Stored data entries
######

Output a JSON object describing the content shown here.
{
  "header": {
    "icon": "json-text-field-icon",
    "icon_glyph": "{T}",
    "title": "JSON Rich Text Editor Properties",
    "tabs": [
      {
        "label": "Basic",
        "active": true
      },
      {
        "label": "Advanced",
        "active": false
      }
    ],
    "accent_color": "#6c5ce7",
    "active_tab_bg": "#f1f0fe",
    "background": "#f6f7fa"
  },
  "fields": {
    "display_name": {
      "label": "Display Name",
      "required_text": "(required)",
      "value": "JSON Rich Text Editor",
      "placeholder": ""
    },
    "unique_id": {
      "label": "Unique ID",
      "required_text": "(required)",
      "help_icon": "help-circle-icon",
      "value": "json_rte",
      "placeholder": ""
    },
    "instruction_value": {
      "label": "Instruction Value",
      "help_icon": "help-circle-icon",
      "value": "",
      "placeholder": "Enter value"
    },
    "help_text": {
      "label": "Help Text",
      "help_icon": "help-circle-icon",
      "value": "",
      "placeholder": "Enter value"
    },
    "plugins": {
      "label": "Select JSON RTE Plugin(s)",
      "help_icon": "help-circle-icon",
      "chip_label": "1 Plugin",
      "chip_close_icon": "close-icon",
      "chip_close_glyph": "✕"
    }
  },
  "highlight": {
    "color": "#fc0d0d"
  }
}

######

Only the number is wanted: how many lines of the data contain the word "Editor"?

2